** START Available data **

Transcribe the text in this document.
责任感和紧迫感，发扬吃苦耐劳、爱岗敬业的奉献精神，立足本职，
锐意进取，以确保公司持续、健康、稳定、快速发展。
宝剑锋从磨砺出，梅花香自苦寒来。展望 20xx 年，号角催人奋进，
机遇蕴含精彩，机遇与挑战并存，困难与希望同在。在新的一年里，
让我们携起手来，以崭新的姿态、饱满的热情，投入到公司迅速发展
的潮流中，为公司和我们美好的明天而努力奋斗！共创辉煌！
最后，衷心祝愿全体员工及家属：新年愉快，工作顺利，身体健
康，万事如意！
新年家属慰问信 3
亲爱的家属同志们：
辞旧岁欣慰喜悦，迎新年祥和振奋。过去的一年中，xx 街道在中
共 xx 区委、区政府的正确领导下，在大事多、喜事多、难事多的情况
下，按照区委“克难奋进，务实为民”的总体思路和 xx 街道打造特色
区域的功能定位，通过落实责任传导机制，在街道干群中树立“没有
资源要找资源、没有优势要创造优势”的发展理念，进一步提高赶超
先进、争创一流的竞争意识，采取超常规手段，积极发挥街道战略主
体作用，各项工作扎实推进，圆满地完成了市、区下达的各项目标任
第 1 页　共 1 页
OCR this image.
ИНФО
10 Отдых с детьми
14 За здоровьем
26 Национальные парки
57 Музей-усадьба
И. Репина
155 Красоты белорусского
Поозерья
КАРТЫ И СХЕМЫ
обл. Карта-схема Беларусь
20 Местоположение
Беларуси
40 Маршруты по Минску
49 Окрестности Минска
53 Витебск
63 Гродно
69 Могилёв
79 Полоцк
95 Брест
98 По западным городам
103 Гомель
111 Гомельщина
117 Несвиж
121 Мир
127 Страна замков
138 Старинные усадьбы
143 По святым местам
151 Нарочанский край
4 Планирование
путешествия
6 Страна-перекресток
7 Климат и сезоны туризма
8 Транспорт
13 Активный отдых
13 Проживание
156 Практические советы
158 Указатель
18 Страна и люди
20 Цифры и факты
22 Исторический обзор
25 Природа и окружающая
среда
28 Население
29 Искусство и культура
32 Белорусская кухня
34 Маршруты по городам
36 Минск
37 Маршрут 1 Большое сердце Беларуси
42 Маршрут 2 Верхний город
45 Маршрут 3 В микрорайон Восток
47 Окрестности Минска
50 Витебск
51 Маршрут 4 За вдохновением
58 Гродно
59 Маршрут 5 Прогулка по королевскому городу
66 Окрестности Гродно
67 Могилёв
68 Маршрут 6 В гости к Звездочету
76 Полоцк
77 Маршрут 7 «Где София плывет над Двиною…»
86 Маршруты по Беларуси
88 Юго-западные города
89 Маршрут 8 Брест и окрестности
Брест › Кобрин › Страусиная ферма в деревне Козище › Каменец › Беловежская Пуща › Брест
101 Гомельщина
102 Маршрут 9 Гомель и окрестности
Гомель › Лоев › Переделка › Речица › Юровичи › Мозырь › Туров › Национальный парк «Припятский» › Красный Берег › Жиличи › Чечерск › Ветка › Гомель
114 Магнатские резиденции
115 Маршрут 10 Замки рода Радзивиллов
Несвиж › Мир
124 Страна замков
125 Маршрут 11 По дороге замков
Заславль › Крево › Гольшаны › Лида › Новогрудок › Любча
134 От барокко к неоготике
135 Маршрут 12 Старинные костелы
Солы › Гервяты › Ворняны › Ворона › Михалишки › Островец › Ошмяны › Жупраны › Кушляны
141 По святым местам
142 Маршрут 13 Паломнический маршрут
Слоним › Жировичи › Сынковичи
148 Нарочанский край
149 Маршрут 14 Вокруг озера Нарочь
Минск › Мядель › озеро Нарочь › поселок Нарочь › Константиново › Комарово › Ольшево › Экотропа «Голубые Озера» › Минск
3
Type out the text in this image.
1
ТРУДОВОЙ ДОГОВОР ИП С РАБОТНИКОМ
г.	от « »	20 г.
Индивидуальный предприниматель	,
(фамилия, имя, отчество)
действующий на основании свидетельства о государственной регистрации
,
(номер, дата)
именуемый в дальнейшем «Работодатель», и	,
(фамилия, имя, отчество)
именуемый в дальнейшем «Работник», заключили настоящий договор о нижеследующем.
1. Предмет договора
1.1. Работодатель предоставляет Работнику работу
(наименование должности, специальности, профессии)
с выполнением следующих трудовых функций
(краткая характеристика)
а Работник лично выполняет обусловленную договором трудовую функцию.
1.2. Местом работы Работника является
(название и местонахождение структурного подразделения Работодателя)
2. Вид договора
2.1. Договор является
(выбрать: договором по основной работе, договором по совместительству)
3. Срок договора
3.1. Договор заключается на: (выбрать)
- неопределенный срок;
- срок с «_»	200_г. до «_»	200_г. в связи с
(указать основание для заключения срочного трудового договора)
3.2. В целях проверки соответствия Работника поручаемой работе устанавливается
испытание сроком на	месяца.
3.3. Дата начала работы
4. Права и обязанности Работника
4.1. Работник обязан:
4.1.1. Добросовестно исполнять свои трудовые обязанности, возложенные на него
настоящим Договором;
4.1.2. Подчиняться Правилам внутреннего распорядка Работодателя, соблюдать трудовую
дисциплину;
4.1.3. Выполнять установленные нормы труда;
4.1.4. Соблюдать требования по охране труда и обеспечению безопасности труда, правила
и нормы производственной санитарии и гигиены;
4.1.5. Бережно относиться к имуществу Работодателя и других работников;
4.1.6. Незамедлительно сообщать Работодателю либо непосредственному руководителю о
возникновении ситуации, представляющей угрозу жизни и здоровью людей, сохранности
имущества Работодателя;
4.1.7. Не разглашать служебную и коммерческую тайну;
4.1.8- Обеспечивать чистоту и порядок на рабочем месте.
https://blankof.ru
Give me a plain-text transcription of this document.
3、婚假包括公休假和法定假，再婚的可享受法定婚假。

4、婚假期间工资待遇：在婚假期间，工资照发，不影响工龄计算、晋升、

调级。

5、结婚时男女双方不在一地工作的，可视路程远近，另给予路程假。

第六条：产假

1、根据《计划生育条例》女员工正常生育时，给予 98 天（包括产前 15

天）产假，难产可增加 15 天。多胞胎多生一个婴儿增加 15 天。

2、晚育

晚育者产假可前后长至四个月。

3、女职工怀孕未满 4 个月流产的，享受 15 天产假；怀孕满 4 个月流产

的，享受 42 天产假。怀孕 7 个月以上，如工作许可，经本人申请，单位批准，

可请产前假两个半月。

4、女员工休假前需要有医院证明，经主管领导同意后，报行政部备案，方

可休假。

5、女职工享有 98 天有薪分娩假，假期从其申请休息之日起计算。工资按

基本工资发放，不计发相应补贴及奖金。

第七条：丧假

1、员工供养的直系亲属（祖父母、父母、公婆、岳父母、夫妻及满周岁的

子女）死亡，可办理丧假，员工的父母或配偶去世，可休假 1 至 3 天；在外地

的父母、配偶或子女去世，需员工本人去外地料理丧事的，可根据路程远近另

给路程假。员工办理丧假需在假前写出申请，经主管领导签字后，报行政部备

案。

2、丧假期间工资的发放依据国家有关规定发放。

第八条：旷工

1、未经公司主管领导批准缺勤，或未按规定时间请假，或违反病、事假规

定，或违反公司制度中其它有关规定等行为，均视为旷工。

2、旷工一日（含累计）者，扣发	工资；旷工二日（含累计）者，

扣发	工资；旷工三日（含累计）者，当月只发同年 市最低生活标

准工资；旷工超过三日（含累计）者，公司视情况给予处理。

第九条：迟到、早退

** END Available data **

## Instruction
Each line that has the word "this" should be copied.

## Written reply
Transcribe the text in this document.
OCR this image.
Type out the text in this image.
Give me a plain-text transcription of this document.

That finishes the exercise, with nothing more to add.